%%
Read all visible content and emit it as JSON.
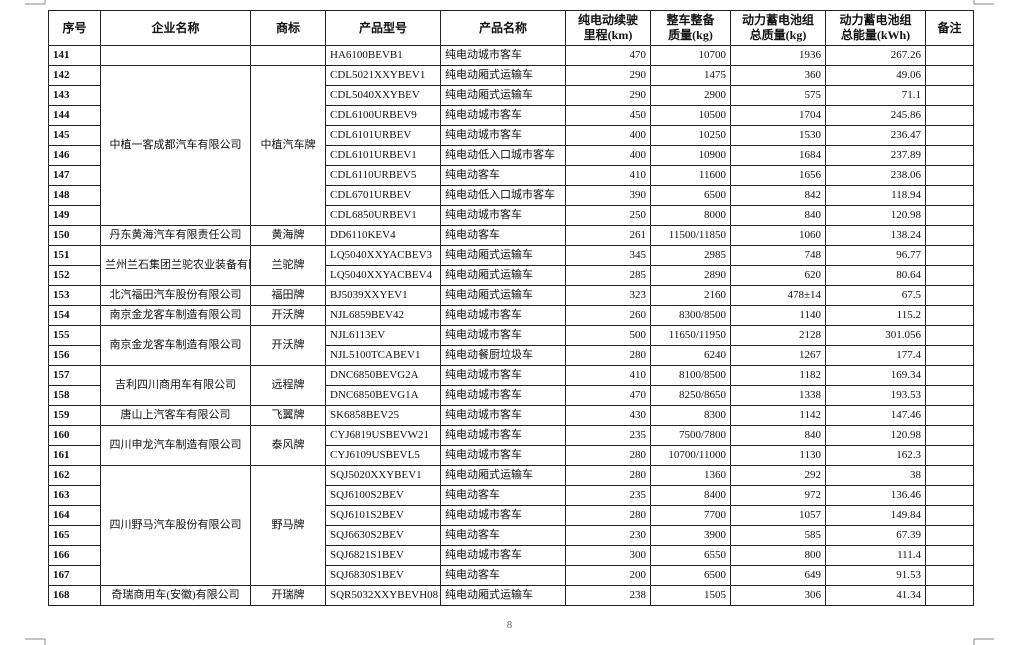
{
  "table": {
    "header": [
      [
        "序号"
      ],
      [
        "企业名称"
      ],
      [
        "商标"
      ],
      [
        "产品型号"
      ],
      [
        "产品名称"
      ],
      [
        "纯电动续驶",
        "里程(km)"
      ],
      [
        "整车整备",
        "质量(kg)"
      ],
      [
        "动力蓄电池组",
        "总质量(kg)"
      ],
      [
        "动力蓄电池组",
        "总能量(kWh)"
      ],
      [
        "备注"
      ]
    ],
    "groups": [
      {
        "rows": [
          [
            "141",
            "HA6100BEVB1",
            "纯电动城市客车",
            "470",
            "10700",
            "1936",
            "267.26"
          ]
        ]
      },
      {
        "company": "中植一客成都汽车有限公司",
        "brand": "中植汽车牌",
        "rows": [
          [
            "142",
            "CDL5021XXYBEV1",
            "纯电动厢式运输车",
            "290",
            "1475",
            "360",
            "49.06"
          ],
          [
            "143",
            "CDL5040XXYBEV",
            "纯电动厢式运输车",
            "290",
            "2900",
            "575",
            "71.1"
          ],
          [
            "144",
            "CDL6100URBEV9",
            "纯电动城市客车",
            "450",
            "10500",
            "1704",
            "245.86"
          ],
          [
            "145",
            "CDL6101URBEV",
            "纯电动城市客车",
            "400",
            "10250",
            "1530",
            "236.47"
          ],
          [
            "146",
            "CDL6101URBEV1",
            "纯电动低入口城市客车",
            "400",
            "10900",
            "1684",
            "237.89"
          ],
          [
            "147",
            "CDL6110URBEV5",
            "纯电动客车",
            "410",
            "11600",
            "1656",
            "238.06"
          ],
          [
            "148",
            "CDL6701URBEV",
            "纯电动低入口城市客车",
            "390",
            "6500",
            "842",
            "118.94"
          ],
          [
            "149",
            "CDL6850URBEV1",
            "纯电动城市客车",
            "250",
            "8000",
            "840",
            "120.98"
          ]
        ]
      },
      {
        "company": "丹东黄海汽车有限责任公司",
        "brand": "黄海牌",
        "rows": [
          [
            "150",
            "DD6110KEV4",
            "纯电动客车",
            "261",
            "11500/11850",
            "1060",
            "138.24"
          ]
        ]
      },
      {
        "company": "兰州兰石集团兰驼农业装备有限公司",
        "brand": "兰驼牌",
        "rows": [
          [
            "151",
            "LQ5040XXYACBEV3",
            "纯电动厢式运输车",
            "345",
            "2985",
            "748",
            "96.77"
          ],
          [
            "152",
            "LQ5040XXYACBEV4",
            "纯电动厢式运输车",
            "285",
            "2890",
            "620",
            "80.64"
          ]
        ]
      },
      {
        "company": "北汽福田汽车股份有限公司",
        "brand": "福田牌",
        "rows": [
          [
            "153",
            "BJ5039XXYEV1",
            "纯电动厢式运输车",
            "323",
            "2160",
            "478±14",
            "67.5"
          ]
        ]
      },
      {
        "company": "南京金龙客车制造有限公司",
        "brand": "开沃牌",
        "rows": [
          [
            "154",
            "NJL6859BEV42",
            "纯电动城市客车",
            "260",
            "8300/8500",
            "1140",
            "115.2"
          ]
        ]
      },
      {
        "company": "南京金龙客车制造有限公司",
        "brand": "开沃牌",
        "rows": [
          [
            "155",
            "NJL6113EV",
            "纯电动城市客车",
            "500",
            "11650/11950",
            "2128",
            "301.056"
          ],
          [
            "156",
            "NJL5100TCABEV1",
            "纯电动餐厨垃圾车",
            "280",
            "6240",
            "1267",
            "177.4"
          ]
        ]
      },
      {
        "company": "吉利四川商用车有限公司",
        "brand": "远程牌",
        "rows": [
          [
            "157",
            "DNC6850BEVG2A",
            "纯电动城市客车",
            "410",
            "8100/8500",
            "1182",
            "169.34"
          ],
          [
            "158",
            "DNC6850BEVG1A",
            "纯电动城市客车",
            "470",
            "8250/8650",
            "1338",
            "193.53"
          ]
        ]
      },
      {
        "company": "唐山上汽客车有限公司",
        "brand": "飞翼牌",
        "rows": [
          [
            "159",
            "SK6858BEV25",
            "纯电动城市客车",
            "430",
            "8300",
            "1142",
            "147.46"
          ]
        ]
      },
      {
        "company": "四川申龙汽车制造有限公司",
        "brand": "泰风牌",
        "rows": [
          [
            "160",
            "CYJ6819USBEVW21",
            "纯电动城市客车",
            "235",
            "7500/7800",
            "840",
            "120.98"
          ],
          [
            "161",
            "CYJ6109USBEVL5",
            "纯电动城市客车",
            "280",
            "10700/11000",
            "1130",
            "162.3"
          ]
        ]
      },
      {
        "company": "四川野马汽车股份有限公司",
        "brand": "野马牌",
        "rows": [
          [
            "162",
            "SQJ5020XXYBEV1",
            "纯电动厢式运输车",
            "280",
            "1360",
            "292",
            "38"
          ],
          [
            "163",
            "SQJ6100S2BEV",
            "纯电动客车",
            "235",
            "8400",
            "972",
            "136.46"
          ],
          [
            "164",
            "SQJ6101S2BEV",
            "纯电动城市客车",
            "280",
            "7700",
            "1057",
            "149.84"
          ],
          [
            "165",
            "SQJ6630S2BEV",
            "纯电动客车",
            "230",
            "3900",
            "585",
            "67.39"
          ],
          [
            "166",
            "SQJ6821S1BEV",
            "纯电动城市客车",
            "300",
            "6550",
            "800",
            "111.4"
          ],
          [
            "167",
            "SQJ6830S1BEV",
            "纯电动客车",
            "200",
            "6500",
            "649",
            "91.53"
          ]
        ]
      },
      {
        "company": "奇瑞商用车(安徽)有限公司",
        "brand": "开瑞牌",
        "rows": [
          [
            "168",
            "SQR5032XXYBEVH08",
            "纯电动厢式运输车",
            "238",
            "1505",
            "306",
            "41.34"
          ]
        ]
      }
    ]
  },
  "page_number": "8"
}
%%
#### [Your instructions]
Your copy should match the records word for word, with the pictures removed.

#### [Complete response]
Read all visible content and emit it as JSON.
{
  "table": {
    "header": [
      [
        "序号"
      ],
      [
        "企业名称"
      ],
      [
        "商标"
      ],
      [
        "产品型号"
      ],
      [
        "产品名称"
      ],
      [
        "纯电动续驶",
        "里程(km)"
      ],
      [
        "整车整备",
        "质量(kg)"
      ],
      [
        "动力蓄电池组",
        "总质量(kg)"
      ],
      [
        "动力蓄电池组",
        "总能量(kWh)"
      ],
      [
        "备注"
      ]
    ],
    "groups": [
      {
        "rows": [
          [
            "141",
            "HA6100BEVB1",
            "纯电动城市客车",
            "470",
            "10700",
            "1936",
            "267.26"
          ]
        ]
      },
      {
        "company": "中植一客成都汽车有限公司",
        "brand": "中植汽车牌",
        "rows": [
          [
            "142",
            "CDL5021XXYBEV1",
            "纯电动厢式运输车",
            "290",
            "1475",
            "360",
            "49.06"
          ],
          [
            "143",
            "CDL5040XXYBEV",
            "纯电动厢式运输车",
            "290",
            "2900",
            "575",
            "71.1"
          ],
          [
            "144",
            "CDL6100URBEV9",
            "纯电动城市客车",
            "450",
            "10500",
            "1704",
            "245.86"
          ],
          [
            "145",
            "CDL6101URBEV",
            "纯电动城市客车",
            "400",
            "10250",
            "1530",
            "236.47"
          ],
          [
            "146",
            "CDL6101URBEV1",
            "纯电动低入口城市客车",
            "400",
            "10900",
            "1684",
            "237.89"
          ],
          [
            "147",
            "CDL6110URBEV5",
            "纯电动客车",
            "410",
            "11600",
            "1656",
            "238.06"
          ],
          [
            "148",
            "CDL6701URBEV",
            "纯电动低入口城市客车",
            "390",
            "6500",
            "842",
            "118.94"
          ],
          [
            "149",
            "CDL6850URBEV1",
            "纯电动城市客车",
            "250",
            "8000",
            "840",
            "120.98"
          ]
        ]
      },
      {
        "company": "丹东黄海汽车有限责任公司",
        "brand": "黄海牌",
        "rows": [
          [
            "150",
            "DD6110KEV4",
            "纯电动客车",
            "261",
            "11500/11850",
            "1060",
            "138.24"
          ]
        ]
      },
      {
        "company": "兰州兰石集团兰驼农业装备有限公司",
        "brand": "兰驼牌",
        "rows": [
          [
            "151",
            "LQ5040XXYACBEV3",
            "纯电动厢式运输车",
            "345",
            "2985",
            "748",
            "96.77"
          ],
          [
            "152",
            "LQ5040XXYACBEV4",
            "纯电动厢式运输车",
            "285",
            "2890",
            "620",
            "80.64"
          ]
        ]
      },
      {
        "company": "北汽福田汽车股份有限公司",
        "brand": "福田牌",
        "rows": [
          [
            "153",
            "BJ5039XXYEV1",
            "纯电动厢式运输车",
            "323",
            "2160",
            "478±14",
            "67.5"
          ]
        ]
      },
      {
        "company": "南京金龙客车制造有限公司",
        "brand": "开沃牌",
        "rows": [
          [
            "154",
            "NJL6859BEV42",
            "纯电动城市客车",
            "260",
            "8300/8500",
            "1140",
            "115.2"
          ]
        ]
      },
      {
        "company": "南京金龙客车制造有限公司",
        "brand": "开沃牌",
        "rows": [
          [
            "155",
            "NJL6113EV",
            "纯电动城市客车",
            "500",
            "11650/11950",
            "2128",
            "301.056"
          ],
          [
            "156",
            "NJL5100TCABEV1",
            "纯电动餐厨垃圾车",
            "280",
            "6240",
            "1267",
            "177.4"
          ]
        ]
      },
      {
        "company": "吉利四川商用车有限公司",
        "brand": "远程牌",
        "rows": [
          [
            "157",
            "DNC6850BEVG2A",
            "纯电动城市客车",
            "410",
            "8100/8500",
            "1182",
            "169.34"
          ],
          [
            "158",
            "DNC6850BEVG1A",
            "纯电动城市客车",
            "470",
            "8250/8650",
            "1338",
            "193.53"
          ]
        ]
      },
      {
        "company": "唐山上汽客车有限公司",
        "brand": "飞翼牌",
        "rows": [
          [
            "159",
            "SK6858BEV25",
            "纯电动城市客车",
            "430",
            "8300",
            "1142",
            "147.46"
          ]
        ]
      },
      {
        "company": "四川申龙汽车制造有限公司",
        "brand": "泰风牌",
        "rows": [
          [
            "160",
            "CYJ6819USBEVW21",
            "纯电动城市客车",
            "235",
            "7500/7800",
            "840",
            "120.98"
          ],
          [
            "161",
            "CYJ6109USBEVL5",
            "纯电动城市客车",
            "280",
            "10700/11000",
            "1130",
            "162.3"
          ]
        ]
      },
      {
        "company": "四川野马汽车股份有限公司",
        "brand": "野马牌",
        "rows": [
          [
            "162",
            "SQJ5020XXYBEV1",
            "纯电动厢式运输车",
            "280",
            "1360",
            "292",
            "38"
          ],
          [
            "163",
            "SQJ6100S2BEV",
            "纯电动客车",
            "235",
            "8400",
            "972",
            "136.46"
          ],
          [
            "164",
            "SQJ6101S2BEV",
            "纯电动城市客车",
            "280",
            "7700",
            "1057",
            "149.84"
          ],
          [
            "165",
            "SQJ6630S2BEV",
            "纯电动客车",
            "230",
            "3900",
            "585",
            "67.39"
          ],
          [
            "166",
            "SQJ6821S1BEV",
            "纯电动城市客车",
            "300",
            "6550",
            "800",
            "111.4"
          ],
          [
            "167",
            "SQJ6830S1BEV",
            "纯电动客车",
            "200",
            "6500",
            "649",
            "91.53"
          ]
        ]
      },
      {
        "company": "奇瑞商用车(安徽)有限公司",
        "brand": "开瑞牌",
        "rows": [
          [
            "168",
            "SQR5032XXYBEVH08",
            "纯电动厢式运输车",
            "238",
            "1505",
            "306",
            "41.34"
          ]
        ]
      }
    ]
  },
  "page_number": "8"
}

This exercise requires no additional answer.